[Start Listed entries]

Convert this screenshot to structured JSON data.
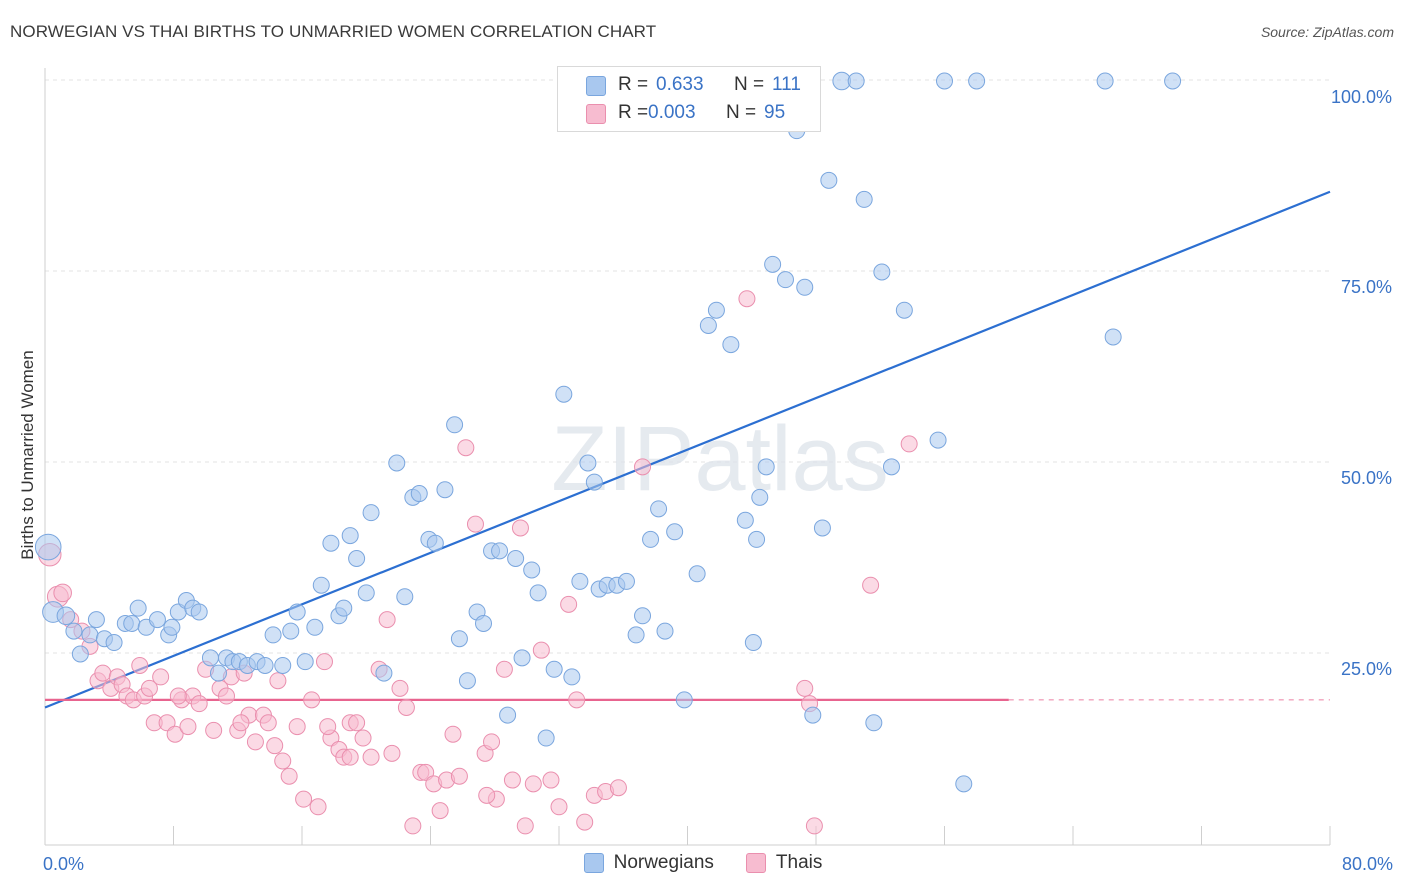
{
  "header": {
    "title": "NORWEGIAN VS THAI BIRTHS TO UNMARRIED WOMEN CORRELATION CHART",
    "source": "Source: ZipAtlas.com"
  },
  "watermark": "ZIPatlas",
  "legend": {
    "r_label": "R =",
    "n_label": "N =",
    "rows": [
      {
        "name": "Norwegians",
        "r": "0.633",
        "n": "111",
        "fill": "#a9c8ef",
        "stroke": "#7aa6de"
      },
      {
        "name": "Thais",
        "r": "0.003",
        "n": "95",
        "fill": "#f7bcd0",
        "stroke": "#ea8fae"
      }
    ]
  },
  "colors": {
    "blue_point": "#a9c8ef",
    "blue_stroke": "#7aa6de",
    "blue_line": "#2c6fd1",
    "pink_point": "#f7bcd0",
    "pink_stroke": "#ea8fae",
    "pink_line": "#e8648f",
    "tick_label": "#3a73c6",
    "grid": "#e3e3e3"
  },
  "chart_data": {
    "type": "scatter",
    "title": "NORWEGIAN VS THAI BIRTHS TO UNMARRIED WOMEN CORRELATION CHART",
    "xlabel": "",
    "ylabel": "Births to Unmarried Women",
    "xlim": [
      0,
      80
    ],
    "ylim": [
      0,
      102
    ],
    "x_tick_labels": [
      "0.0%",
      "80.0%"
    ],
    "y_ticks": [
      25,
      50,
      75,
      100
    ],
    "y_tick_labels": [
      "25.0%",
      "50.0%",
      "75.0%",
      "100.0%"
    ],
    "grid": "horizontal dashed",
    "legend_position": "top-center",
    "series": [
      {
        "name": "Norwegians",
        "trend": {
          "x": [
            0,
            80
          ],
          "y": [
            18,
            85.5
          ]
        },
        "points": [
          [
            0.2,
            39,
            1.6
          ],
          [
            0.5,
            30.5,
            1.3
          ],
          [
            1.3,
            30,
            1.1
          ],
          [
            1.8,
            28,
            1
          ],
          [
            2.2,
            25,
            1
          ],
          [
            2.8,
            27.5,
            1
          ],
          [
            3.2,
            29.5,
            1
          ],
          [
            3.7,
            27,
            1
          ],
          [
            4.3,
            26.5,
            1
          ],
          [
            5,
            29,
            1
          ],
          [
            5.4,
            29,
            1
          ],
          [
            5.8,
            31,
            1
          ],
          [
            6.3,
            28.5,
            1
          ],
          [
            7,
            29.5,
            1
          ],
          [
            7.7,
            27.5,
            1
          ],
          [
            7.9,
            28.5,
            1
          ],
          [
            8.3,
            30.5,
            1
          ],
          [
            8.8,
            32,
            1
          ],
          [
            9.2,
            31,
            1
          ],
          [
            9.6,
            30.5,
            1
          ],
          [
            10.3,
            24.5,
            1
          ],
          [
            10.8,
            22.5,
            1
          ],
          [
            11.3,
            24.5,
            1
          ],
          [
            11.7,
            24,
            1
          ],
          [
            12.1,
            24,
            1
          ],
          [
            12.6,
            23.5,
            1
          ],
          [
            13.2,
            24,
            1
          ],
          [
            13.7,
            23.5,
            1
          ],
          [
            14.2,
            27.5,
            1
          ],
          [
            14.8,
            23.5,
            1
          ],
          [
            15.3,
            28,
            1
          ],
          [
            15.7,
            30.5,
            1
          ],
          [
            16.2,
            24,
            1
          ],
          [
            16.8,
            28.5,
            1
          ],
          [
            17.2,
            34,
            1
          ],
          [
            17.8,
            39.5,
            1
          ],
          [
            18.3,
            30,
            1
          ],
          [
            18.6,
            31,
            1
          ],
          [
            19,
            40.5,
            1
          ],
          [
            19.4,
            37.5,
            1
          ],
          [
            20,
            33,
            1
          ],
          [
            20.3,
            43.5,
            1
          ],
          [
            21.1,
            22.5,
            1
          ],
          [
            21.9,
            50,
            1
          ],
          [
            22.4,
            32.5,
            1
          ],
          [
            22.9,
            45.5,
            1
          ],
          [
            23.3,
            46,
            1
          ],
          [
            23.9,
            40,
            1
          ],
          [
            24.3,
            39.5,
            1
          ],
          [
            24.9,
            46.5,
            1
          ],
          [
            25.5,
            55,
            1
          ],
          [
            25.8,
            27,
            1
          ],
          [
            26.3,
            21.5,
            1
          ],
          [
            26.9,
            30.5,
            1
          ],
          [
            27.3,
            29,
            1
          ],
          [
            27.8,
            38.5,
            1
          ],
          [
            28.3,
            38.5,
            1
          ],
          [
            28.8,
            17,
            1
          ],
          [
            29.3,
            37.5,
            1
          ],
          [
            29.7,
            24.5,
            1
          ],
          [
            30.3,
            36,
            1
          ],
          [
            30.7,
            33,
            1
          ],
          [
            31.2,
            14,
            1
          ],
          [
            31.7,
            23,
            1
          ],
          [
            32.3,
            59,
            1
          ],
          [
            32.8,
            22,
            1
          ],
          [
            33.3,
            34.5,
            1
          ],
          [
            33.8,
            50,
            1
          ],
          [
            34.2,
            47.5,
            1
          ],
          [
            34.5,
            33.5,
            1
          ],
          [
            35,
            34,
            1
          ],
          [
            35.6,
            34,
            1
          ],
          [
            36.2,
            34.5,
            1
          ],
          [
            36.8,
            27.5,
            1
          ],
          [
            37.2,
            30,
            1
          ],
          [
            37.7,
            40,
            1
          ],
          [
            38.2,
            44,
            1
          ],
          [
            38.6,
            28,
            1
          ],
          [
            39.2,
            41,
            1
          ],
          [
            39.8,
            19,
            1
          ],
          [
            40.6,
            35.5,
            1
          ],
          [
            41.3,
            68,
            1
          ],
          [
            41.8,
            70,
            1
          ],
          [
            42.7,
            65.5,
            1
          ],
          [
            43.6,
            42.5,
            1
          ],
          [
            44.1,
            26.5,
            1
          ],
          [
            44.3,
            40,
            1
          ],
          [
            44.5,
            45.5,
            1
          ],
          [
            44.9,
            49.5,
            1
          ],
          [
            45.3,
            76,
            1
          ],
          [
            46.1,
            74,
            1
          ],
          [
            46.8,
            93.5,
            1
          ],
          [
            47.3,
            73,
            1
          ],
          [
            47.8,
            17,
            1
          ],
          [
            48.4,
            41.5,
            1
          ],
          [
            48.8,
            87,
            1
          ],
          [
            49.6,
            100,
            1.1
          ],
          [
            50.5,
            100,
            1
          ],
          [
            51,
            84.5,
            1
          ],
          [
            51.6,
            16,
            1
          ],
          [
            52.1,
            75,
            1
          ],
          [
            52.7,
            49.5,
            1
          ],
          [
            53.5,
            70,
            1
          ],
          [
            55.6,
            53,
            1
          ],
          [
            56,
            100,
            1
          ],
          [
            57.2,
            8,
            1
          ],
          [
            58,
            100,
            1
          ],
          [
            66,
            100,
            1
          ],
          [
            66.5,
            66.5,
            1
          ],
          [
            70.2,
            100,
            1
          ]
        ]
      },
      {
        "name": "Thais",
        "trend": {
          "x": [
            0,
            60
          ],
          "y": [
            19,
            19
          ]
        },
        "points": [
          [
            0.3,
            38,
            1.4
          ],
          [
            0.8,
            32.5,
            1.3
          ],
          [
            1.1,
            33,
            1.1
          ],
          [
            1.6,
            29.5,
            1
          ],
          [
            2.3,
            28,
            1
          ],
          [
            2.8,
            26,
            1
          ],
          [
            3.3,
            21.5,
            1
          ],
          [
            3.6,
            22.5,
            1
          ],
          [
            4.1,
            20.5,
            1
          ],
          [
            4.5,
            22,
            1
          ],
          [
            4.8,
            21,
            1
          ],
          [
            5.1,
            19.5,
            1
          ],
          [
            5.5,
            19,
            1
          ],
          [
            5.9,
            23.5,
            1
          ],
          [
            6.2,
            19.5,
            1
          ],
          [
            6.5,
            20.5,
            1
          ],
          [
            6.8,
            16,
            1
          ],
          [
            7.2,
            22,
            1
          ],
          [
            7.6,
            16,
            1
          ],
          [
            8.1,
            14.5,
            1
          ],
          [
            8.5,
            19,
            1
          ],
          [
            8.9,
            15.5,
            1
          ],
          [
            9.2,
            19.5,
            1
          ],
          [
            9.6,
            18.5,
            1
          ],
          [
            10,
            23,
            1
          ],
          [
            10.5,
            15,
            1
          ],
          [
            10.9,
            20.5,
            1
          ],
          [
            11.3,
            19.5,
            1
          ],
          [
            11.6,
            22,
            1
          ],
          [
            12,
            15,
            1
          ],
          [
            12.4,
            22.5,
            1
          ],
          [
            12.7,
            17,
            1
          ],
          [
            13.1,
            13.5,
            1
          ],
          [
            13.6,
            17,
            1
          ],
          [
            13.9,
            16,
            1
          ],
          [
            14.3,
            13,
            1
          ],
          [
            14.8,
            11,
            1
          ],
          [
            15.2,
            9,
            1
          ],
          [
            15.7,
            15.5,
            1
          ],
          [
            16.1,
            6,
            1
          ],
          [
            16.6,
            19,
            1
          ],
          [
            17,
            5,
            1
          ],
          [
            17.4,
            24,
            1
          ],
          [
            17.8,
            14,
            1
          ],
          [
            18.3,
            12.5,
            1
          ],
          [
            18.6,
            11.5,
            1
          ],
          [
            19,
            16,
            1
          ],
          [
            19.4,
            16,
            1
          ],
          [
            19.8,
            14,
            1
          ],
          [
            20.3,
            11.5,
            1
          ],
          [
            20.8,
            23,
            1
          ],
          [
            21.3,
            29.5,
            1
          ],
          [
            21.6,
            12,
            1
          ],
          [
            22.1,
            20.5,
            1
          ],
          [
            22.5,
            18,
            1
          ],
          [
            22.9,
            2.5,
            1
          ],
          [
            23.4,
            9.5,
            1
          ],
          [
            23.7,
            9.5,
            1
          ],
          [
            24.2,
            8,
            1
          ],
          [
            24.6,
            4.5,
            1
          ],
          [
            25,
            8.5,
            1
          ],
          [
            25.4,
            14.5,
            1
          ],
          [
            25.8,
            9,
            1
          ],
          [
            26.2,
            52,
            1
          ],
          [
            26.8,
            42,
            1
          ],
          [
            27.4,
            12,
            1
          ],
          [
            27.8,
            13.5,
            1
          ],
          [
            28.1,
            6,
            1
          ],
          [
            28.6,
            23,
            1
          ],
          [
            29.1,
            8.5,
            1
          ],
          [
            29.6,
            41.5,
            1
          ],
          [
            29.9,
            2.5,
            1
          ],
          [
            30.4,
            8,
            1
          ],
          [
            30.9,
            25.5,
            1
          ],
          [
            31.5,
            8.5,
            1
          ],
          [
            32,
            5,
            1
          ],
          [
            32.6,
            31.5,
            1
          ],
          [
            33.1,
            19,
            1
          ],
          [
            33.6,
            3,
            1
          ],
          [
            34.2,
            6.5,
            1
          ],
          [
            34.9,
            7,
            1
          ],
          [
            35.7,
            7.5,
            1
          ],
          [
            37.2,
            49.5,
            1
          ],
          [
            43.7,
            71.5,
            1
          ],
          [
            47.3,
            20.5,
            1
          ],
          [
            47.6,
            18.5,
            1
          ],
          [
            47.9,
            2.5,
            1
          ],
          [
            51.4,
            34,
            1
          ],
          [
            53.8,
            52.5,
            1
          ],
          [
            19,
            11.5,
            1
          ],
          [
            12.2,
            16,
            1
          ],
          [
            17.6,
            15.5,
            1
          ],
          [
            8.3,
            19.5,
            1
          ],
          [
            14.5,
            21.5,
            1
          ],
          [
            27.5,
            6.5,
            1
          ]
        ]
      }
    ]
  }
}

[End Listed entries]

Search the lines above for the string "grid", then show every one that has it.

* _Response_:
    "grid": "#e3e3e3"
    "grid": "horizontal dashed",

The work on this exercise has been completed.